■ **DATA LINES**
_ _ _ _ _

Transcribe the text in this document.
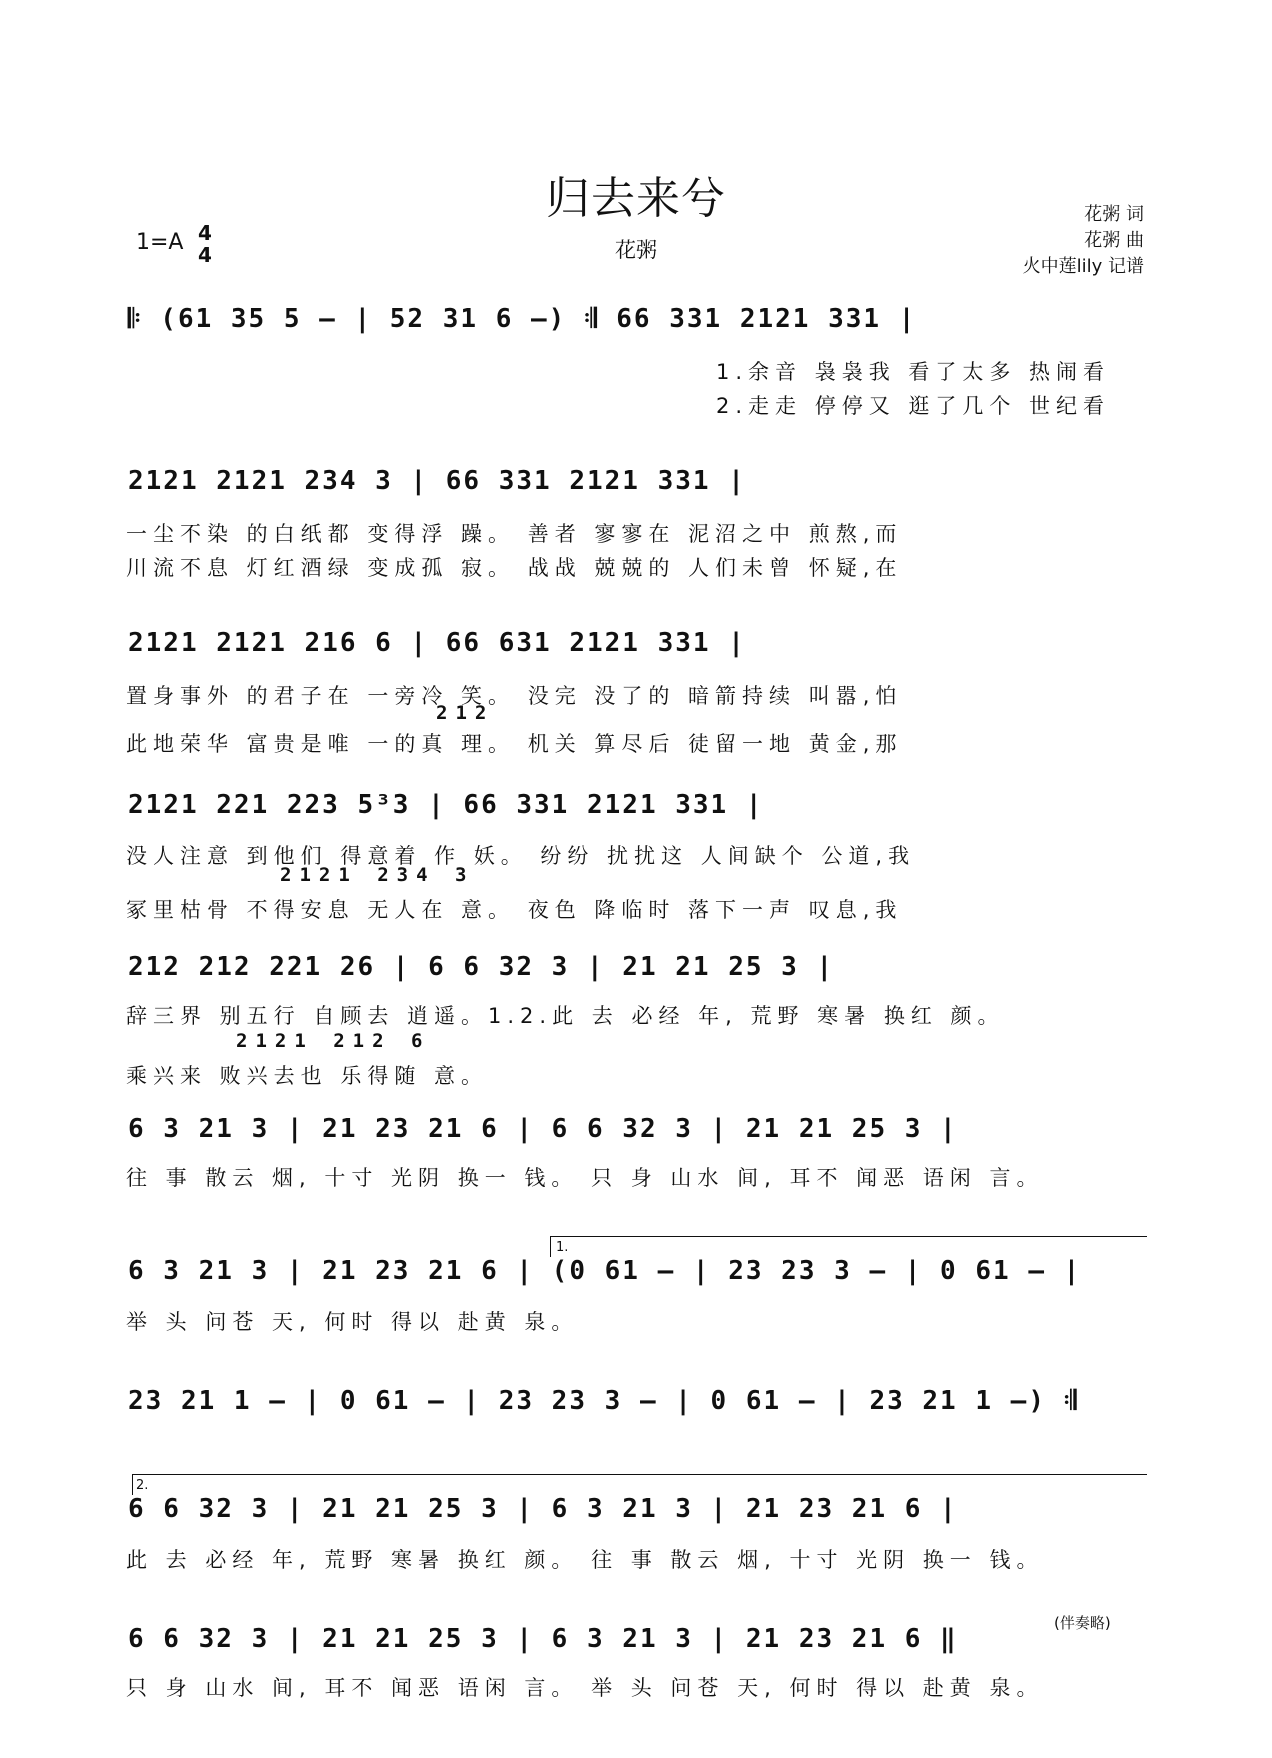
归去来兮
1=A 4
4	花粥
花粥 词
花粥 曲
火中莲lily 记谱
𝄆 (61 35 5 – | 52 31 6 –) 𝄇 66 331 2121 331 |
1.余音 袅袅我 看了太多 热闹看
2.走走 停停又 逛了几个 世纪看
2121 2121 234 3 | 66 331 2121 331 |
一尘不染 的白纸都 变得浮 躁。 善者 寥寥在 泥沼之中 煎熬,而
川流不息 灯红酒绿 变成孤 寂。 战战 兢兢的 人们未曾 怀疑,在
2121 2121 216 6 | 66 631 2121 331 |
置身事外 的君子在 一旁冷 笑。 没完 没了的 暗箭持续 叫嚣,怕
212
此地荣华 富贵是唯 一的真 理。 机关 算尽后 徒留一地 黄金,那
2121 221 223 5³3 | 66 331 2121 331 |
没人注意 到他们 得意着 作 妖。 纷纷 扰扰这 人间缺个 公道,我
2121 234 3
冢里枯骨 不得安息 无人在 意。 夜色 降临时 落下一声 叹息,我
212 212 221 26 | 6 6 32 3 | 21 21 25 3 |
辞三界 别五行 自顾去 逍遥。1.2.此 去 必经 年, 荒野 寒暑 换红 颜。
2121 212 6
乘兴来 败兴去也 乐得随 意。
6 3 21 3 | 21 23 21 6 | 6 6 32 3 | 21 21 25 3 |
往 事 散云 烟, 十寸 光阴 换一 钱。 只 身 山水 间, 耳不 闻恶 语闲 言。
1.
6 3 21 3 | 21 23 21 6 | (0 61 – | 23 23 3 – | 0 61 – |
举 头 问苍 天, 何时 得以 赴黄 泉。
23 21 1 – | 0 61 – | 23 23 3 – | 0 61 – | 23 21 1 –) 𝄇
2.
6 6 32 3 | 21 21 25 3 | 6 3 21 3 | 21 23 21 6 |
此 去 必经 年, 荒野 寒暑 换红 颜。 往 事 散云 烟, 十寸 光阴 换一 钱。
6 6 32 3 | 21 21 25 3 | 6 3 21 3 | 21 23 21 6 ‖
(伴奏略)
只 身 山水 间, 耳不 闻恶 语闲 言。 举 头 问苍 天, 何时 得以 赴黄 泉。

_ _ _ _ _

■ **WHAT YOU ARE ASKED TO DO**
Give back the entries verbatim. Do not include any picture.

■ **RESPONSE BELOW**
Transcribe the text in this document.
归去来兮
1=A 4
4	花粥
花粥 词
花粥 曲
火中莲lily 记谱
𝄆 (61 35 5 – | 52 31 6 –) 𝄇 66 331 2121 331 |
1.余音 袅袅我 看了太多 热闹看
2.走走 停停又 逛了几个 世纪看
2121 2121 234 3 | 66 331 2121 331 |
一尘不染 的白纸都 变得浮 躁。 善者 寥寥在 泥沼之中 煎熬,而
川流不息 灯红酒绿 变成孤 寂。 战战 兢兢的 人们未曾 怀疑,在
2121 2121 216 6 | 66 631 2121 331 |
置身事外 的君子在 一旁冷 笑。 没完 没了的 暗箭持续 叫嚣,怕
212
此地荣华 富贵是唯 一的真 理。 机关 算尽后 徒留一地 黄金,那
2121 221 223 5³3 | 66 331 2121 331 |
没人注意 到他们 得意着 作 妖。 纷纷 扰扰这 人间缺个 公道,我
2121 234 3
冢里枯骨 不得安息 无人在 意。 夜色 降临时 落下一声 叹息,我
212 212 221 26 | 6 6 32 3 | 21 21 25 3 |
辞三界 别五行 自顾去 逍遥。1.2.此 去 必经 年, 荒野 寒暑 换红 颜。
2121 212 6
乘兴来 败兴去也 乐得随 意。
6 3 21 3 | 21 23 21 6 | 6 6 32 3 | 21 21 25 3 |
往 事 散云 烟, 十寸 光阴 换一 钱。 只 身 山水 间, 耳不 闻恶 语闲 言。
1.
6 3 21 3 | 21 23 21 6 | (0 61 – | 23 23 3 – | 0 61 – |
举 头 问苍 天, 何时 得以 赴黄 泉。
23 21 1 – | 0 61 – | 23 23 3 – | 0 61 – | 23 21 1 –) 𝄇
2.
6 6 32 3 | 21 21 25 3 | 6 3 21 3 | 21 23 21 6 |
此 去 必经 年, 荒野 寒暑 换红 颜。 往 事 散云 烟, 十寸 光阴 换一 钱。
6 6 32 3 | 21 21 25 3 | 6 3 21 3 | 21 23 21 6 ‖
(伴奏略)
只 身 山水 间, 耳不 闻恶 语闲 言。 举 头 问苍 天, 何时 得以 赴黄 泉。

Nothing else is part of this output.